- [WHAT TO DO]:
• a. Please rewrite the interview passage starting with "Yeah, not, not" and going on through "Yes, actually.", putting "throwing a wobbly" in place of "throwing a Paddy".
• b. According to the interview passage, why does the speaker consider themselves quite adaptable?
--- PASSAGE GIVEN ---
Yeah, not, not now, but this, I suppose this was fif-, fourteen years ago, so would have got it, and just things like, people would say things like throwing a Paddy and I’d be like, what do you mean by throwing a Paddy–

FR:

Yes, actually.

MM:

And they were like, oh someone ready to fight or throwing a tantrum, and like, and what’s that got to do with being a Paddy, and they’re oh, and like, it’s not okay, you’re like, what, what are you talking like, I’d never even heard it before until I moved here and I remember I was in a room with, it was an English person and my colleague Abdul, who is Syrian, and he kind of went [pauses], and I was like, and then whenever I kind of questioned her a bit more and she thought about what she said she was like, gosh I didn’t even know, and she was like, oh it doesn’t mean that, and he was just like, well, you couldn’t say oh I’m throwing a Syrian or, you know, you couldn’t and he, she was like, oh, you know, so, and I would’ve, yeah, you would’ve had that thing, oh you’re, oh you’re quite smart for a Paddy or, you know, just different, different things that you’d be like, if you just listen to yourself that you’ve just said that or, and I’ve had like, you’d maybe be on a bus and you’re talking to a friend and someone going go back home like, I’ve, I’ve had that a couple of times and, you know, just, and that, and weirdly the, one of the guys who told me to go back home was a, he was a black guy and I said to him I went so are you a member of the BNP then, and he was like, what, what do you mean, and I went well, you sound like someone who’s from the BNP, would you catch yourself on, and his friend was like, oh I’m really, really sorry, and I went yeah, like, catch, catch a grip would you like, you know [laughs], so I didn’t get angry or anything with him I was just like, like, have you thought about how like, how, how ironic you are here right here now, you now, not that like, in, not saying that he, but it’s just, you’ve probably faced this, but yet now you’re doing it to someone else, you know, what, what the fuck, you know, so, but by and large I’ve, I’ve had, it’s been positive experiences, just maybe the odd drunken idiot who’ll make some comment about you being Irish or whatever, and you’re just like, yeah, whatever mate, and like, you know, yeah, so, and I think yeah, like, I’m quite adaptable obviously because I’ve moved so much in my life, that you kind of make wherever you lay your hat your home kind of thing, so, so yeah.

FR:

And it must have been a kind of euphoric thing when the abortion legislation passed.
--- GIVEN MATERIAL ---
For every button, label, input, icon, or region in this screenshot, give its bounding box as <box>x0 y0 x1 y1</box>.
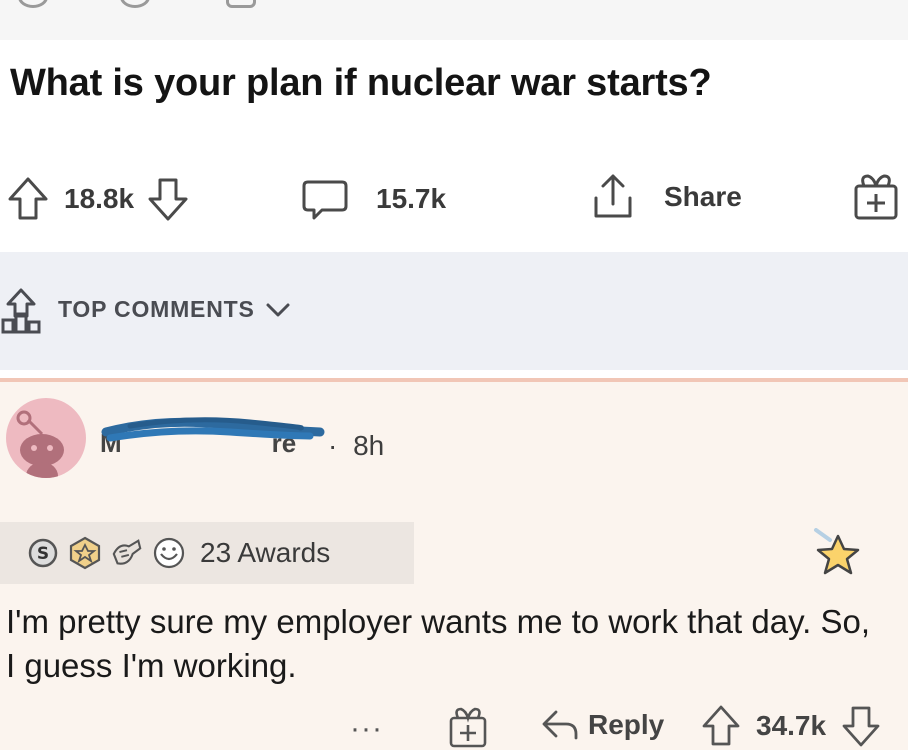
---
- [SET OF ANSWERS]:
• a.
Yeah, not, not now, but this, I suppose this was fif-, fourteen years ago, so would have got it, and just things like, people would say things like throwing a wobbly and I’d be like, what do you mean by throwing a wobbly–

FR:

Yes, actually.

• b. The speaker has moved so much in their life. As a result, they make wherever they lay their hat their home.